__The records__:

* * * *

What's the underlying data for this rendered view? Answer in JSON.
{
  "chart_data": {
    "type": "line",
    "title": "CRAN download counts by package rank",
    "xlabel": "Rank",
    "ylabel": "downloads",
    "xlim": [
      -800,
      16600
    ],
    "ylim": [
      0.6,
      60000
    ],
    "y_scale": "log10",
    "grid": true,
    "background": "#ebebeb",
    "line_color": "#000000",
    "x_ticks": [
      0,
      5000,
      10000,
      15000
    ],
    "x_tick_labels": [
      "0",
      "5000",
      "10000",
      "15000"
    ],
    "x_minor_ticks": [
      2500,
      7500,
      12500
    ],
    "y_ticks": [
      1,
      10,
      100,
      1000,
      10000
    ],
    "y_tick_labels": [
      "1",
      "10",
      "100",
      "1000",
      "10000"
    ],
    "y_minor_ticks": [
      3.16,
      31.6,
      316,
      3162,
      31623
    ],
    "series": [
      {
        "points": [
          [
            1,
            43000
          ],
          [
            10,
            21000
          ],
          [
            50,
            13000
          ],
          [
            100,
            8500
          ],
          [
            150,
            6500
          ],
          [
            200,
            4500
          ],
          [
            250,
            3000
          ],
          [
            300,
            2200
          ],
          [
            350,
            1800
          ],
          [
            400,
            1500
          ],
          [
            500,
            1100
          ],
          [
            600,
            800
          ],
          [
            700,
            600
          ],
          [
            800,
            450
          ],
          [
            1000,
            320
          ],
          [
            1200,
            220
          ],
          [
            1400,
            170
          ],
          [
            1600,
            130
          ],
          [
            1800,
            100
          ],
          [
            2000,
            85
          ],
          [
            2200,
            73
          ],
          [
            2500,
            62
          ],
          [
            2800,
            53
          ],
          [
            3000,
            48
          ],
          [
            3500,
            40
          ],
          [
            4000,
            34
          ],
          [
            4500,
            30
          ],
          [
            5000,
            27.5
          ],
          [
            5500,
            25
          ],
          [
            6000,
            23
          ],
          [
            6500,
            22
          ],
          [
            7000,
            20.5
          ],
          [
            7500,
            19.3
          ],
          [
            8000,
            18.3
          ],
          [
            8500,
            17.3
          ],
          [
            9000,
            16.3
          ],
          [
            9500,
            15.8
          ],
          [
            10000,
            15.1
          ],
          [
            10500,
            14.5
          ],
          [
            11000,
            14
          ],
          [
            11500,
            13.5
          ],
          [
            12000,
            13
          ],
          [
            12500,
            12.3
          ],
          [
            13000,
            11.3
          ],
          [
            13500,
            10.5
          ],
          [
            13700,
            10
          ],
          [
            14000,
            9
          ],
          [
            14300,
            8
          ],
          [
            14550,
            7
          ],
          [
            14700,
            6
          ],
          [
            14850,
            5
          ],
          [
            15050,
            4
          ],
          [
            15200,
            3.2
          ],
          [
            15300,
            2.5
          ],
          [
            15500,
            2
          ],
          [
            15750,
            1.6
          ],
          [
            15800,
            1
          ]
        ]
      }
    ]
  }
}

* * * *

__Stated problem__: Using the data above, repeat every line exactly.

__The result__:
What's the underlying data for this rendered view? Answer in JSON.
{
  "chart_data": {
    "type": "line",
    "title": "CRAN download counts by package rank",
    "xlabel": "Rank",
    "ylabel": "downloads",
    "xlim": [
      -800,
      16600
    ],
    "ylim": [
      0.6,
      60000
    ],
    "y_scale": "log10",
    "grid": true,
    "background": "#ebebeb",
    "line_color": "#000000",
    "x_ticks": [
      0,
      5000,
      10000,
      15000
    ],
    "x_tick_labels": [
      "0",
      "5000",
      "10000",
      "15000"
    ],
    "x_minor_ticks": [
      2500,
      7500,
      12500
    ],
    "y_ticks": [
      1,
      10,
      100,
      1000,
      10000
    ],
    "y_tick_labels": [
      "1",
      "10",
      "100",
      "1000",
      "10000"
    ],
    "y_minor_ticks": [
      3.16,
      31.6,
      316,
      3162,
      31623
    ],
    "series": [
      {
        "points": [
          [
            1,
            43000
          ],
          [
            10,
            21000
          ],
          [
            50,
            13000
          ],
          [
            100,
            8500
          ],
          [
            150,
            6500
          ],
          [
            200,
            4500
          ],
          [
            250,
            3000
          ],
          [
            300,
            2200
          ],
          [
            350,
            1800
          ],
          [
            400,
            1500
          ],
          [
            500,
            1100
          ],
          [
            600,
            800
          ],
          [
            700,
            600
          ],
          [
            800,
            450
          ],
          [
            1000,
            320
          ],
          [
            1200,
            220
          ],
          [
            1400,
            170
          ],
          [
            1600,
            130
          ],
          [
            1800,
            100
          ],
          [
            2000,
            85
          ],
          [
            2200,
            73
          ],
          [
            2500,
            62
          ],
          [
            2800,
            53
          ],
          [
            3000,
            48
          ],
          [
            3500,
            40
          ],
          [
            4000,
            34
          ],
          [
            4500,
            30
          ],
          [
            5000,
            27.5
          ],
          [
            5500,
            25
          ],
          [
            6000,
            23
          ],
          [
            6500,
            22
          ],
          [
            7000,
            20.5
          ],
          [
            7500,
            19.3
          ],
          [
            8000,
            18.3
          ],
          [
            8500,
            17.3
          ],
          [
            9000,
            16.3
          ],
          [
            9500,
            15.8
          ],
          [
            10000,
            15.1
          ],
          [
            10500,
            14.5
          ],
          [
            11000,
            14
          ],
          [
            11500,
            13.5
          ],
          [
            12000,
            13
          ],
          [
            12500,
            12.3
          ],
          [
            13000,
            11.3
          ],
          [
            13500,
            10.5
          ],
          [
            13700,
            10
          ],
          [
            14000,
            9
          ],
          [
            14300,
            8
          ],
          [
            14550,
            7
          ],
          [
            14700,
            6
          ],
          [
            14850,
            5
          ],
          [
            15050,
            4
          ],
          [
            15200,
            3.2
          ],
          [
            15300,
            2.5
          ],
          [
            15500,
            2
          ],
          [
            15750,
            1.6
          ],
          [
            15800,
            1
          ]
        ]
      }
    ]
  }
}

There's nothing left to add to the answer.